Your objective:
Reproduce each of the lines word for word.

== Dataset records

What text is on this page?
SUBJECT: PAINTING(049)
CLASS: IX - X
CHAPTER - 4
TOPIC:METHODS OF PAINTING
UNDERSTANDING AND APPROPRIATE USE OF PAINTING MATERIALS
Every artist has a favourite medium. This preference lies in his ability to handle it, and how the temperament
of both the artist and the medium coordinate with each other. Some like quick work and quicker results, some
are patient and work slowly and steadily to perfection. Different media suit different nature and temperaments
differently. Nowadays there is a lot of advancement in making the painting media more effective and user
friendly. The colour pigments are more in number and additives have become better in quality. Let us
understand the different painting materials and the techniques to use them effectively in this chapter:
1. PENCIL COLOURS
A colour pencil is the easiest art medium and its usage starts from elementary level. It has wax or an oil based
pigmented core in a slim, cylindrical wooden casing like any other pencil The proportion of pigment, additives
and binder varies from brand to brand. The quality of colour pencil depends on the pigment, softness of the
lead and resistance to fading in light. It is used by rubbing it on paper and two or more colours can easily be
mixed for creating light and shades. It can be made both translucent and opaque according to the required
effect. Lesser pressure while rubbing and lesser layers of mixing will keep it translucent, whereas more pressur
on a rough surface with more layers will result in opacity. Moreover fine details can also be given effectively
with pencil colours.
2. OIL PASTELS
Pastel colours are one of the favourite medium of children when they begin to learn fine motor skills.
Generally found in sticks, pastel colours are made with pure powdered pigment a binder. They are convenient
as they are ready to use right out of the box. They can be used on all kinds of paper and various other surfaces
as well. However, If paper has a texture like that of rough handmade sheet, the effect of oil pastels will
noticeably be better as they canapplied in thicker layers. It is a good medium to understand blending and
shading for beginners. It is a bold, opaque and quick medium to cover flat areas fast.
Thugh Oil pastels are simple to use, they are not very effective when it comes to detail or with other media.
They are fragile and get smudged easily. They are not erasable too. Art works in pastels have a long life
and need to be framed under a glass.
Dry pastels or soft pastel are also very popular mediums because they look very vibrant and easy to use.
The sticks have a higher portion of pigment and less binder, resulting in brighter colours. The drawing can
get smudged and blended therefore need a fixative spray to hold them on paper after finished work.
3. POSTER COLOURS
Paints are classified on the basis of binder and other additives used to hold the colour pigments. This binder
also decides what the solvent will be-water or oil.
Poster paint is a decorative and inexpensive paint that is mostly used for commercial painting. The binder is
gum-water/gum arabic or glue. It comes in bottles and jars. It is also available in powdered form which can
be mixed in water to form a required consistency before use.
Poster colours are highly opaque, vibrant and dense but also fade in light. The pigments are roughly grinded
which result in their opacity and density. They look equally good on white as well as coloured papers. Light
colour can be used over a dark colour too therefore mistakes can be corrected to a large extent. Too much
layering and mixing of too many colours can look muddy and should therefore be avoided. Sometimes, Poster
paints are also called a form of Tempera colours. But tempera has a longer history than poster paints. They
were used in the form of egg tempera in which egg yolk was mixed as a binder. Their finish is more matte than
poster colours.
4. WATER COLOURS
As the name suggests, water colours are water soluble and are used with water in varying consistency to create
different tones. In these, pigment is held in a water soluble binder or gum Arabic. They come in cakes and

====

Exercise output:
What text is on this page?
SUBJECT: PAINTING(049)
CLASS: IX - X
CHAPTER - 4
TOPIC:METHODS OF PAINTING
UNDERSTANDING AND APPROPRIATE USE OF PAINTING MATERIALS
Every artist has a favourite medium. This preference lies in his ability to handle it, and how the temperament
of both the artist and the medium coordinate with each other. Some like quick work and quicker results, some
are patient and work slowly and steadily to perfection. Different media suit different nature and temperaments
differently. Nowadays there is a lot of advancement in making the painting media more effective and user
friendly. The colour pigments are more in number and additives have become better in quality. Let us
understand the different painting materials and the techniques to use them effectively in this chapter:
1. PENCIL COLOURS
A colour pencil is the easiest art medium and its usage starts from elementary level. It has wax or an oil based
pigmented core in a slim, cylindrical wooden casing like any other pencil The proportion of pigment, additives
and binder varies from brand to brand. The quality of colour pencil depends on the pigment, softness of the
lead and resistance to fading in light. It is used by rubbing it on paper and two or more colours can easily be
mixed for creating light and shades. It can be made both translucent and opaque according to the required
effect. Lesser pressure while rubbing and lesser layers of mixing will keep it translucent, whereas more pressur
on a rough surface with more layers will result in opacity. Moreover fine details can also be given effectively
with pencil colours.
2. OIL PASTELS
Pastel colours are one of the favourite medium of children when they begin to learn fine motor skills.
Generally found in sticks, pastel colours are made with pure powdered pigment a binder. They are convenient
as they are ready to use right out of the box. They can be used on all kinds of paper and various other surfaces
as well. However, If paper has a texture like that of rough handmade sheet, the effect of oil pastels will
noticeably be better as they canapplied in thicker layers. It is a good medium to understand blending and
shading for beginners. It is a bold, opaque and quick medium to cover flat areas fast.
Thugh Oil pastels are simple to use, they are not very effective when it comes to detail or with other media.
They are fragile and get smudged easily. They are not erasable too. Art works in pastels have a long life
and need to be framed under a glass.
Dry pastels or soft pastel are also very popular mediums because they look very vibrant and easy to use.
The sticks have a higher portion of pigment and less binder, resulting in brighter colours. The drawing can
get smudged and blended therefore need a fixative spray to hold them on paper after finished work.
3. POSTER COLOURS
Paints are classified on the basis of binder and other additives used to hold the colour pigments. This binder
also decides what the solvent will be-water or oil.
Poster paint is a decorative and inexpensive paint that is mostly used for commercial painting. The binder is
gum-water/gum arabic or glue. It comes in bottles and jars. It is also available in powdered form which can
be mixed in water to form a required consistency before use.
Poster colours are highly opaque, vibrant and dense but also fade in light. The pigments are roughly grinded
which result in their opacity and density. They look equally good on white as well as coloured papers. Light
colour can be used over a dark colour too therefore mistakes can be corrected to a large extent. Too much
layering and mixing of too many colours can look muddy and should therefore be avoided. Sometimes, Poster
paints are also called a form of Tempera colours. But tempera has a longer history than poster paints. They
were used in the form of egg tempera in which egg yolk was mixed as a binder. Their finish is more matte than
poster colours.
4. WATER COLOURS
As the name suggests, water colours are water soluble and are used with water in varying consistency to create
different tones. In these, pigment is held in a water soluble binder or gum Arabic. They come in cakes and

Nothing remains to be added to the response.